▶ STORED DATA
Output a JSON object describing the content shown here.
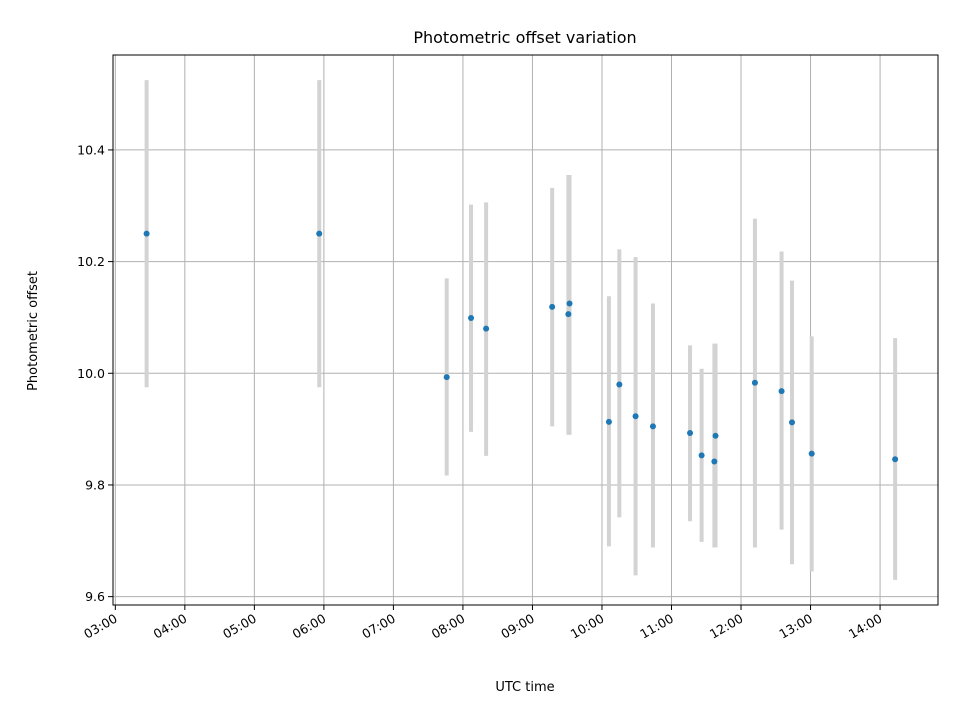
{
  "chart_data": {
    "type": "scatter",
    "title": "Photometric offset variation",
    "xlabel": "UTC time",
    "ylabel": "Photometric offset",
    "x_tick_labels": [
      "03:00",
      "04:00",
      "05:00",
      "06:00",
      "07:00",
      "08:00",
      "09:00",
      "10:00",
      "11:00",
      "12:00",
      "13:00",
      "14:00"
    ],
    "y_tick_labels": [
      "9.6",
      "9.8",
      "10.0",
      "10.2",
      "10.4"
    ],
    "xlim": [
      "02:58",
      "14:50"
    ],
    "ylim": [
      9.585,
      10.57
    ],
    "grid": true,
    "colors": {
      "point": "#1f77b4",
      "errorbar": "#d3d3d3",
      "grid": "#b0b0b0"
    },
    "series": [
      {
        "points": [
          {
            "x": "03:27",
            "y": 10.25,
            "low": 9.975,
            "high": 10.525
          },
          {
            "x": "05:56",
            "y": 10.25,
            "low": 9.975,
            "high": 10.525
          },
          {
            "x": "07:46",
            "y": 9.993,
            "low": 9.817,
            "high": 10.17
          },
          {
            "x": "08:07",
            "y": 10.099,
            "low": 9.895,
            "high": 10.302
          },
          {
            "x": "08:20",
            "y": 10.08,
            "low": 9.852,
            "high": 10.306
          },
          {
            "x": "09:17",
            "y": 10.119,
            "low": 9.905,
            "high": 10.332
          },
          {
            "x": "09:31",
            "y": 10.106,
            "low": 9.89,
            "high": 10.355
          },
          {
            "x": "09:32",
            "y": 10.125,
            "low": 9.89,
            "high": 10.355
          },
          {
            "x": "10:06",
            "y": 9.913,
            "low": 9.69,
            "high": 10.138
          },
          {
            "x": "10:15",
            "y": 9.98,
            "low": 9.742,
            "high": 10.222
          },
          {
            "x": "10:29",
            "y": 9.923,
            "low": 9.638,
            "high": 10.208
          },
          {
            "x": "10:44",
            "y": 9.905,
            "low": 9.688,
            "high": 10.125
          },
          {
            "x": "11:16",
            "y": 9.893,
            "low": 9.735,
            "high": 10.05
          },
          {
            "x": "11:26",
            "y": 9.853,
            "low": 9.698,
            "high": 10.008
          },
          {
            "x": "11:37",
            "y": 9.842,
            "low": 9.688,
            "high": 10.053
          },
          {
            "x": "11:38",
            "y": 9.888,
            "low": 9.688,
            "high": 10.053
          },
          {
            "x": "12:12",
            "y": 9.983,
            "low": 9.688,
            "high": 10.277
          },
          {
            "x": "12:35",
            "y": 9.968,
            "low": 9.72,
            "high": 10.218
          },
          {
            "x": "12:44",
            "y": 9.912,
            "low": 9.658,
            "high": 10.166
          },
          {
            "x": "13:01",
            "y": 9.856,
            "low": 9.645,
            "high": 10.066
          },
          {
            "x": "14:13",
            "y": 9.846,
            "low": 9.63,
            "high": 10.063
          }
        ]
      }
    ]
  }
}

▶ WHAT THIS TASK INVOLVES
Without the pictures, write out the whole listing above exactly as it appears.

▶ CORRECT RESULT
Output a JSON object describing the content shown here.
{
  "chart_data": {
    "type": "scatter",
    "title": "Photometric offset variation",
    "xlabel": "UTC time",
    "ylabel": "Photometric offset",
    "x_tick_labels": [
      "03:00",
      "04:00",
      "05:00",
      "06:00",
      "07:00",
      "08:00",
      "09:00",
      "10:00",
      "11:00",
      "12:00",
      "13:00",
      "14:00"
    ],
    "y_tick_labels": [
      "9.6",
      "9.8",
      "10.0",
      "10.2",
      "10.4"
    ],
    "xlim": [
      "02:58",
      "14:50"
    ],
    "ylim": [
      9.585,
      10.57
    ],
    "grid": true,
    "colors": {
      "point": "#1f77b4",
      "errorbar": "#d3d3d3",
      "grid": "#b0b0b0"
    },
    "series": [
      {
        "points": [
          {
            "x": "03:27",
            "y": 10.25,
            "low": 9.975,
            "high": 10.525
          },
          {
            "x": "05:56",
            "y": 10.25,
            "low": 9.975,
            "high": 10.525
          },
          {
            "x": "07:46",
            "y": 9.993,
            "low": 9.817,
            "high": 10.17
          },
          {
            "x": "08:07",
            "y": 10.099,
            "low": 9.895,
            "high": 10.302
          },
          {
            "x": "08:20",
            "y": 10.08,
            "low": 9.852,
            "high": 10.306
          },
          {
            "x": "09:17",
            "y": 10.119,
            "low": 9.905,
            "high": 10.332
          },
          {
            "x": "09:31",
            "y": 10.106,
            "low": 9.89,
            "high": 10.355
          },
          {
            "x": "09:32",
            "y": 10.125,
            "low": 9.89,
            "high": 10.355
          },
          {
            "x": "10:06",
            "y": 9.913,
            "low": 9.69,
            "high": 10.138
          },
          {
            "x": "10:15",
            "y": 9.98,
            "low": 9.742,
            "high": 10.222
          },
          {
            "x": "10:29",
            "y": 9.923,
            "low": 9.638,
            "high": 10.208
          },
          {
            "x": "10:44",
            "y": 9.905,
            "low": 9.688,
            "high": 10.125
          },
          {
            "x": "11:16",
            "y": 9.893,
            "low": 9.735,
            "high": 10.05
          },
          {
            "x": "11:26",
            "y": 9.853,
            "low": 9.698,
            "high": 10.008
          },
          {
            "x": "11:37",
            "y": 9.842,
            "low": 9.688,
            "high": 10.053
          },
          {
            "x": "11:38",
            "y": 9.888,
            "low": 9.688,
            "high": 10.053
          },
          {
            "x": "12:12",
            "y": 9.983,
            "low": 9.688,
            "high": 10.277
          },
          {
            "x": "12:35",
            "y": 9.968,
            "low": 9.72,
            "high": 10.218
          },
          {
            "x": "12:44",
            "y": 9.912,
            "low": 9.658,
            "high": 10.166
          },
          {
            "x": "13:01",
            "y": 9.856,
            "low": 9.645,
            "high": 10.066
          },
          {
            "x": "14:13",
            "y": 9.846,
            "low": 9.63,
            "high": 10.063
          }
        ]
      }
    ]
  }
}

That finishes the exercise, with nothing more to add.